Collection entries
+++++

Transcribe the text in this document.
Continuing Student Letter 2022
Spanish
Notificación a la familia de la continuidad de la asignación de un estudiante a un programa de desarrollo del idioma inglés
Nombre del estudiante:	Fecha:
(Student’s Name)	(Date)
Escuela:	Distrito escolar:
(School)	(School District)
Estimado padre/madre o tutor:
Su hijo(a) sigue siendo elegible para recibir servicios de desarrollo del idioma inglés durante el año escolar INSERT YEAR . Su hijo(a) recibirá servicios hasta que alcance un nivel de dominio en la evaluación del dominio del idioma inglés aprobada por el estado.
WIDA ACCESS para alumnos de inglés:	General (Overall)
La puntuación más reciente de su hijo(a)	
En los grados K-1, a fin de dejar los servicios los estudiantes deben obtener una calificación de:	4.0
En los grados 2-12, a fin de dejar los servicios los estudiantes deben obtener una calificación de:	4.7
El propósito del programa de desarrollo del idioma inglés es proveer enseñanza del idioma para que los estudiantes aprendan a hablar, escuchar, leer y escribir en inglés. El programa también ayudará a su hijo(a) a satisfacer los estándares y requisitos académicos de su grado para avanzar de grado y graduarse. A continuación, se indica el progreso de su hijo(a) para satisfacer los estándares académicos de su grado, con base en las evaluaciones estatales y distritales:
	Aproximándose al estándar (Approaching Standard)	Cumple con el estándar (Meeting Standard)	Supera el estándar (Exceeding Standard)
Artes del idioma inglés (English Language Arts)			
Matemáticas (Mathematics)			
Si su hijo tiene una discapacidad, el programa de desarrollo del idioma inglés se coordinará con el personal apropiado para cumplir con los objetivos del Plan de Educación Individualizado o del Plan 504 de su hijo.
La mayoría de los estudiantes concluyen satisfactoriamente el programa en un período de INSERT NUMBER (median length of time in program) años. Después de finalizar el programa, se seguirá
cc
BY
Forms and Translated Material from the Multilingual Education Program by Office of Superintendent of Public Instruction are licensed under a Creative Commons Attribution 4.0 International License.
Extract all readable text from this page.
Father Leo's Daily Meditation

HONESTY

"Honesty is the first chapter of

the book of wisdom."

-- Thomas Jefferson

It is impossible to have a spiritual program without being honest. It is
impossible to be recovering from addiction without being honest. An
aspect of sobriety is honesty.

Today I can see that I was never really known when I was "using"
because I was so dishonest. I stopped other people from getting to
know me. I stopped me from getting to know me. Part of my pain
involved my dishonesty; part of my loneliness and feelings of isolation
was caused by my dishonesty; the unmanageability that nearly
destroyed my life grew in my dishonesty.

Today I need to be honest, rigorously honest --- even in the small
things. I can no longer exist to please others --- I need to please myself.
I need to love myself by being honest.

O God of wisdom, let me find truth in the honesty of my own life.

+++++

Given problem = Quote every line from the line containing "Extract all readable text from this page." through the closing line of the listing, including both.

Right answer =
Extract all readable text from this page.
Father Leo's Daily Meditation

HONESTY

"Honesty is the first chapter of

the book of wisdom."

-- Thomas Jefferson

It is impossible to have a spiritual program without being honest. It is
impossible to be recovering from addiction without being honest. An
aspect of sobriety is honesty.

Today I can see that I was never really known when I was "using"
because I was so dishonest. I stopped other people from getting to
know me. I stopped me from getting to know me. Part of my pain
involved my dishonesty; part of my loneliness and feelings of isolation
was caused by my dishonesty; the unmanageability that nearly
destroyed my life grew in my dishonesty.

Today I need to be honest, rigorously honest --- even in the small
things. I can no longer exist to please others --- I need to please myself.
I need to love myself by being honest.

O God of wisdom, let me find truth in the honesty of my own life.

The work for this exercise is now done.